/---

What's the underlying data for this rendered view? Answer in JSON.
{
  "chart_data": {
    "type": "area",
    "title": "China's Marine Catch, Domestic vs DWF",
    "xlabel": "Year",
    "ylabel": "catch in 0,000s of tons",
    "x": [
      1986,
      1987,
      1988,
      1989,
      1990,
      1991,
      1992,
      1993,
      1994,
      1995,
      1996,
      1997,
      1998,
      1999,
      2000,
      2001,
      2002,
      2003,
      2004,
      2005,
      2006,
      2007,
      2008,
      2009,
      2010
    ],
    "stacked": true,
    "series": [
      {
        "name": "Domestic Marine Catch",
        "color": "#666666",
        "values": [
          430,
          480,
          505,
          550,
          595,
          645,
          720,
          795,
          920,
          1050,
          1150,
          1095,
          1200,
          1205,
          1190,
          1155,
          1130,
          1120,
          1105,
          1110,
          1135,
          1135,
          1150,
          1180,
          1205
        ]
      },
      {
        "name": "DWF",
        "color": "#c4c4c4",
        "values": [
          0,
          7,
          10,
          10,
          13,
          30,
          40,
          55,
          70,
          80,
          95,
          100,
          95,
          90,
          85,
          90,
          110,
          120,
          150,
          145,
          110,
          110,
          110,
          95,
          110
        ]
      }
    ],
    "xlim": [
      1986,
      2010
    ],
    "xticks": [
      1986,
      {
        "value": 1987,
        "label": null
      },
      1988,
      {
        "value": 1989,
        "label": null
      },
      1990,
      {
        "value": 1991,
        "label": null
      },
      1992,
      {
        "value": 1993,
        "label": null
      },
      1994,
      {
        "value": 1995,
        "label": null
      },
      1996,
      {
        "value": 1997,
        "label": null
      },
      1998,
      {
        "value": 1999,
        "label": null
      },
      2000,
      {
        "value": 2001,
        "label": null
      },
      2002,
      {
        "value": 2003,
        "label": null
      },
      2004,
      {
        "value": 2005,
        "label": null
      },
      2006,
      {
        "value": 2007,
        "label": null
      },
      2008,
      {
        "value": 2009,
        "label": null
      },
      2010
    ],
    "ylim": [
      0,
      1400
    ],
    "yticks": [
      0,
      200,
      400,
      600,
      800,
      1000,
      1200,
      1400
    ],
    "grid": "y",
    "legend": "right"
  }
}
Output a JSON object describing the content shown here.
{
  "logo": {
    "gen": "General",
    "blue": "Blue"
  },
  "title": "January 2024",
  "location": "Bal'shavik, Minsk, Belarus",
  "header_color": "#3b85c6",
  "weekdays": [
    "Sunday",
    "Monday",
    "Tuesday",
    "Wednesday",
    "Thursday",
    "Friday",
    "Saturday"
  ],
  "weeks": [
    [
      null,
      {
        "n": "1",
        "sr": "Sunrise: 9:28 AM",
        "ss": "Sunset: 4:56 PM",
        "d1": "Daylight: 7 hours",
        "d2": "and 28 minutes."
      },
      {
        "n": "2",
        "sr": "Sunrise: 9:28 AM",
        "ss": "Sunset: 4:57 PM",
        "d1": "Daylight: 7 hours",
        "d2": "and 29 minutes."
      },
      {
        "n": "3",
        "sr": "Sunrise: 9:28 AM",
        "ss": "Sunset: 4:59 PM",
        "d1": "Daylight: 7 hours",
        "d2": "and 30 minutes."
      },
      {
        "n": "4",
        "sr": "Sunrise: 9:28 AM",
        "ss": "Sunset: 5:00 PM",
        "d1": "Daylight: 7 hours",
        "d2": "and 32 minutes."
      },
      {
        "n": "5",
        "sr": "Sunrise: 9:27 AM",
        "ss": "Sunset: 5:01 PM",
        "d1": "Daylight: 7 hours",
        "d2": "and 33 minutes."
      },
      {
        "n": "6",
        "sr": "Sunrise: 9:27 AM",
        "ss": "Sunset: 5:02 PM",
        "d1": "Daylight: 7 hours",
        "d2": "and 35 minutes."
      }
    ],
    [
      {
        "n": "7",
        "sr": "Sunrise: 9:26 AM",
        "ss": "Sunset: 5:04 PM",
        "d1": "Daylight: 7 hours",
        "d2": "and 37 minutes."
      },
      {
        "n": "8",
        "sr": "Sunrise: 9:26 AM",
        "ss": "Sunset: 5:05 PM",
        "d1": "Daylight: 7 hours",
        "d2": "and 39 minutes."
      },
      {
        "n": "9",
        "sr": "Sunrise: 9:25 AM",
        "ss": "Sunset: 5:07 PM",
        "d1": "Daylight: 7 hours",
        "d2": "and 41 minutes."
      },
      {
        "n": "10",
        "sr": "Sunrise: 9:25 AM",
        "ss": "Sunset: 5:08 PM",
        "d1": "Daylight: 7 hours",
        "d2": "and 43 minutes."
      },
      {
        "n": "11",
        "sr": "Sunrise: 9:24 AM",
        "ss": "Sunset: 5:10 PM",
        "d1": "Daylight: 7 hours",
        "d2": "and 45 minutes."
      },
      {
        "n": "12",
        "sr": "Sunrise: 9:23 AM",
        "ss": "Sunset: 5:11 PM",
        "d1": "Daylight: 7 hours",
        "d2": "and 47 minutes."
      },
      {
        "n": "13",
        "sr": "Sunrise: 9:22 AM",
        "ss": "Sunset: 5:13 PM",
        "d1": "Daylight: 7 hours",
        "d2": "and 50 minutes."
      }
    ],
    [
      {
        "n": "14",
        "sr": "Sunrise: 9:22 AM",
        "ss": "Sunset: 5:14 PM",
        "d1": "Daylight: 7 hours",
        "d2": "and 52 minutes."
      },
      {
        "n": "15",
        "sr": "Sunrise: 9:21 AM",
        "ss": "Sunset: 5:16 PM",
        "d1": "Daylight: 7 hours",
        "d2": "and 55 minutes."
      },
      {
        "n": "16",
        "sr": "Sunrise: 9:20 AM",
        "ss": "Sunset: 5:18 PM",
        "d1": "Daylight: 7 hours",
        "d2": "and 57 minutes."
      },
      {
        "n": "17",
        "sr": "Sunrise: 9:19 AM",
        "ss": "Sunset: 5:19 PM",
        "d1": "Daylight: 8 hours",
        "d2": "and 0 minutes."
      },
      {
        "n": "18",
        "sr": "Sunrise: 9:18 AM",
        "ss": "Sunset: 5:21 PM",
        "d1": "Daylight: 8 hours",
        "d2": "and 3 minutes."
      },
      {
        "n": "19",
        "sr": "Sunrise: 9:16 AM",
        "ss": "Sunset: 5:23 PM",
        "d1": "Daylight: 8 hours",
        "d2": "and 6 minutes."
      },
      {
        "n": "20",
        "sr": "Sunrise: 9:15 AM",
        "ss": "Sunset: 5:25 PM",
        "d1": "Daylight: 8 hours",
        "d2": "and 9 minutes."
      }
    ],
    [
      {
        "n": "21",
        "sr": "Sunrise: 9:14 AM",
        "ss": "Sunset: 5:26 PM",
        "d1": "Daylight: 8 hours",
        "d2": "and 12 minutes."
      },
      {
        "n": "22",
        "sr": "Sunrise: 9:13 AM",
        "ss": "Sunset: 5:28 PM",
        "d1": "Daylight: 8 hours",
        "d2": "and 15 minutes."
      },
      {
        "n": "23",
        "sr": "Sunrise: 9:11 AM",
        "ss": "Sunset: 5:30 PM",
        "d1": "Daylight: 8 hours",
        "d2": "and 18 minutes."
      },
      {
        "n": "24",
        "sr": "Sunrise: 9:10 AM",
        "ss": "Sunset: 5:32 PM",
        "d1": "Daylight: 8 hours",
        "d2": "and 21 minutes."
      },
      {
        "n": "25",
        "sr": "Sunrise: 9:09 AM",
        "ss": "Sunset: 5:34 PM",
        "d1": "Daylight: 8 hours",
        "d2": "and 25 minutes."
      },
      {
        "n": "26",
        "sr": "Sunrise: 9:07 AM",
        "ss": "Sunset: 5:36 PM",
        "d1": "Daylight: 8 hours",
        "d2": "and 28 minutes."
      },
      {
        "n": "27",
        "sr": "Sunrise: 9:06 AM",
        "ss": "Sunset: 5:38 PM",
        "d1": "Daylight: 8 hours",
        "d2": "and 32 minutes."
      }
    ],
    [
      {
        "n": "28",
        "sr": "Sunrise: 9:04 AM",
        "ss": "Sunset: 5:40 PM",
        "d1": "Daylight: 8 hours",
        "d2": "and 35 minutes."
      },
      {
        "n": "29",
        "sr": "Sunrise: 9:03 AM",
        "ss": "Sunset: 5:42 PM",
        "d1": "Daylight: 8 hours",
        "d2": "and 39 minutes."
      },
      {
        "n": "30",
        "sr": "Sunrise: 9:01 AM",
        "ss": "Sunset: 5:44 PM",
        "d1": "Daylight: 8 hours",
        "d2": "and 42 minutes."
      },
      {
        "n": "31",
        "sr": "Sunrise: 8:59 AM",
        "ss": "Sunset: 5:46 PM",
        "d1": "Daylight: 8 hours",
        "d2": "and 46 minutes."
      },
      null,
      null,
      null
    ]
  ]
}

\---

* Set exercise
Of all the lines in the material above, how many contain the word "Domestic"? Give only the count.

* Task answer
2